• Records for the task
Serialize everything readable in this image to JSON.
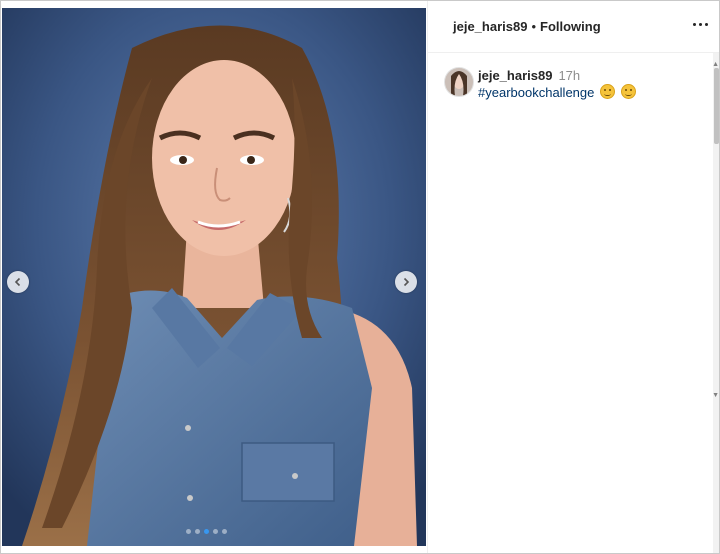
{
  "header": {
    "username": "jeje_haris89",
    "separator": "•",
    "follow_status": "Following"
  },
  "comment": {
    "username": "jeje_haris89",
    "time": "17h",
    "hashtag": "#yearbookchallenge"
  },
  "carousel": {
    "total_slides": 5,
    "active_index": 2
  },
  "icons": {
    "prev": "chevron-left-icon",
    "next": "chevron-right-icon",
    "more": "more-options-icon"
  },
  "colors": {
    "dot_active": "#3897f0",
    "hashtag": "#003569",
    "text": "#262626",
    "muted": "#8e8e8e"
  }
}
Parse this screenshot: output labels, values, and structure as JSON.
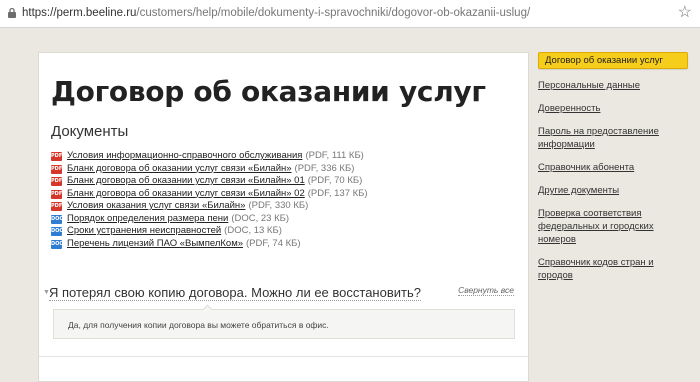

• Task objective
Are you able to set down all the lines above exactly, without any pictures?

• Completed exercise
Serialize everything readable in this image to JSON.
{
  "header": {
    "username": "jeje_haris89",
    "separator": "•",
    "follow_status": "Following"
  },
  "comment": {
    "username": "jeje_haris89",
    "time": "17h",
    "hashtag": "#yearbookchallenge"
  },
  "carousel": {
    "total_slides": 5,
    "active_index": 2
  },
  "icons": {
    "prev": "chevron-left-icon",
    "next": "chevron-right-icon",
    "more": "more-options-icon"
  },
  "colors": {
    "dot_active": "#3897f0",
    "hashtag": "#003569",
    "text": "#262626",
    "muted": "#8e8e8e"
  }
}
Parse this screenshot: output labels, values, and structure as JSON.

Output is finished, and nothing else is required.